Pull each line containing "Design" out of the data and copy it.

Items from a dataset:
════════════════════
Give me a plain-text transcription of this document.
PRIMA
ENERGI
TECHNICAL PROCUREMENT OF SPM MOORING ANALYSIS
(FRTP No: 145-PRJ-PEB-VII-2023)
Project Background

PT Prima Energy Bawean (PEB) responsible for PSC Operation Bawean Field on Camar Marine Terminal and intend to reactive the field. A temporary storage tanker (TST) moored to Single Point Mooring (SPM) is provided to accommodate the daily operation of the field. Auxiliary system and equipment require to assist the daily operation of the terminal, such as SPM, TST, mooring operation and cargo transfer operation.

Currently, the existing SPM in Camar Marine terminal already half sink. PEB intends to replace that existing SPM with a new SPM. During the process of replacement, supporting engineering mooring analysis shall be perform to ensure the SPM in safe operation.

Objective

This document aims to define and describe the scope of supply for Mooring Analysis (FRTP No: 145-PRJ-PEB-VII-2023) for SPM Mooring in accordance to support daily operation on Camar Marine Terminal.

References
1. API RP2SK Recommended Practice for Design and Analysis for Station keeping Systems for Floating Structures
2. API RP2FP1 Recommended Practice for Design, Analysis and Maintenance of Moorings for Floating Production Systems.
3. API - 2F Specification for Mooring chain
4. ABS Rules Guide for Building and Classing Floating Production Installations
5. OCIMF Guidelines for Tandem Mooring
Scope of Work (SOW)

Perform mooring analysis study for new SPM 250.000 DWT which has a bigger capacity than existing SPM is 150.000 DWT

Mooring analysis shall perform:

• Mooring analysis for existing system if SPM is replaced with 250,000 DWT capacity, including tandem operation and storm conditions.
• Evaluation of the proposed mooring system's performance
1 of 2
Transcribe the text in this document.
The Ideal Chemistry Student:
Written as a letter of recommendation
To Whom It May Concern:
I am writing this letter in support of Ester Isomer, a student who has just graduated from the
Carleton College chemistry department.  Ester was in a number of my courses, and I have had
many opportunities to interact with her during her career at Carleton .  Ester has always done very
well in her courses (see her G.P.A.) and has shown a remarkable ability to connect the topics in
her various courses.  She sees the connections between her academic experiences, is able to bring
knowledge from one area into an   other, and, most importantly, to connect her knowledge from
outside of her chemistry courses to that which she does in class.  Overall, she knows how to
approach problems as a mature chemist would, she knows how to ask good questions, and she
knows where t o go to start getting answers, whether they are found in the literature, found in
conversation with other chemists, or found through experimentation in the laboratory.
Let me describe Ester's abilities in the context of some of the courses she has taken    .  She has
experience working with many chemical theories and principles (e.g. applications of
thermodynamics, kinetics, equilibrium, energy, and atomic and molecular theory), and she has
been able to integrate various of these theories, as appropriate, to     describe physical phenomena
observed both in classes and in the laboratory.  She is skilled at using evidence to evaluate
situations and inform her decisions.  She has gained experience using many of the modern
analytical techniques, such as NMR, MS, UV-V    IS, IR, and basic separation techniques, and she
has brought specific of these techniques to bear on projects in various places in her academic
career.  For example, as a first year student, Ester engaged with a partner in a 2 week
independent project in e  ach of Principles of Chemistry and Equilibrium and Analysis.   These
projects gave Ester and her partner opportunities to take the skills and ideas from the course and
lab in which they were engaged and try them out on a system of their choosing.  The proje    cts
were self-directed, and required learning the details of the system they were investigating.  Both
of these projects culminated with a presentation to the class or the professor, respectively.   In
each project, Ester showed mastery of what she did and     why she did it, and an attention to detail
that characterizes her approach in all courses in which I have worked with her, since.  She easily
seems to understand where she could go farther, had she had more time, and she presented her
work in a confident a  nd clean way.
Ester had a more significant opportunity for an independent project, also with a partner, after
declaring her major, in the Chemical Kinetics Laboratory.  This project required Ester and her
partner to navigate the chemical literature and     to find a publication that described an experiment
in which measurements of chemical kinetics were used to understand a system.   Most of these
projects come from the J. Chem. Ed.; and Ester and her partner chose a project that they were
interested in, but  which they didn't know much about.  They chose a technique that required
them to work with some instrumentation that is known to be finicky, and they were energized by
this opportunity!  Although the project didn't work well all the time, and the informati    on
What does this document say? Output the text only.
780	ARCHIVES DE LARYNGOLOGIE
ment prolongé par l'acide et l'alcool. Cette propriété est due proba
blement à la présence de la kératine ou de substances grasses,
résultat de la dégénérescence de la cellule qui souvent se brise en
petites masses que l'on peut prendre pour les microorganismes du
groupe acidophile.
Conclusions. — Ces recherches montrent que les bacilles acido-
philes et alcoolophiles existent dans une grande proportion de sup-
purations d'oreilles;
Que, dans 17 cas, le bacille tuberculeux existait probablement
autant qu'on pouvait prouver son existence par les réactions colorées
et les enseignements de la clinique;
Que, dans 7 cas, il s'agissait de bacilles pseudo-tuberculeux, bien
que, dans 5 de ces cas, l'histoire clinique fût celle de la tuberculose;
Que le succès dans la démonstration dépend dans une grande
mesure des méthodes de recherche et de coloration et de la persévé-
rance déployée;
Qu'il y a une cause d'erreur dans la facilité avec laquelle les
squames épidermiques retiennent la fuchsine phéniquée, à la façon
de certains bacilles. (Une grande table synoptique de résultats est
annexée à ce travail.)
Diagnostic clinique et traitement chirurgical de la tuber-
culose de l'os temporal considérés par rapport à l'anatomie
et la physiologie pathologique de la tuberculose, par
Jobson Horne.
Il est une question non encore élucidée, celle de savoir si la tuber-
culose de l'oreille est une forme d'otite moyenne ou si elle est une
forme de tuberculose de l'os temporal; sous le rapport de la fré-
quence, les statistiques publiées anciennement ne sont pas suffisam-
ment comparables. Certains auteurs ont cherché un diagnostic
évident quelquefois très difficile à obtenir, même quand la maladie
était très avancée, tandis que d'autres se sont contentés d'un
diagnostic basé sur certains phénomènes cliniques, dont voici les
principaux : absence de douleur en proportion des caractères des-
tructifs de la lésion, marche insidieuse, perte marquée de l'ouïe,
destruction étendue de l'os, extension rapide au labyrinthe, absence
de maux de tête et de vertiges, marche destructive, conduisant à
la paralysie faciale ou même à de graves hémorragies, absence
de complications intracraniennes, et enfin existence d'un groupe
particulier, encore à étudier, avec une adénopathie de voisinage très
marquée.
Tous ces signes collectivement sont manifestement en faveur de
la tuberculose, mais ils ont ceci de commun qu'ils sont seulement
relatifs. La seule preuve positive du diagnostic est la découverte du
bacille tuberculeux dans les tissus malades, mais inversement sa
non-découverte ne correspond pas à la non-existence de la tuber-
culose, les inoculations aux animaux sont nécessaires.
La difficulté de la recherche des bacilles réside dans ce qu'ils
════════════════════
The completed task:
1. API RP2SK Recommended Practice for Design and Analysis for Station keeping Systems for Floating Structures
2. API RP2FP1 Recommended Practice for Design, Analysis and Maintenance of Moorings for Floating Production Systems.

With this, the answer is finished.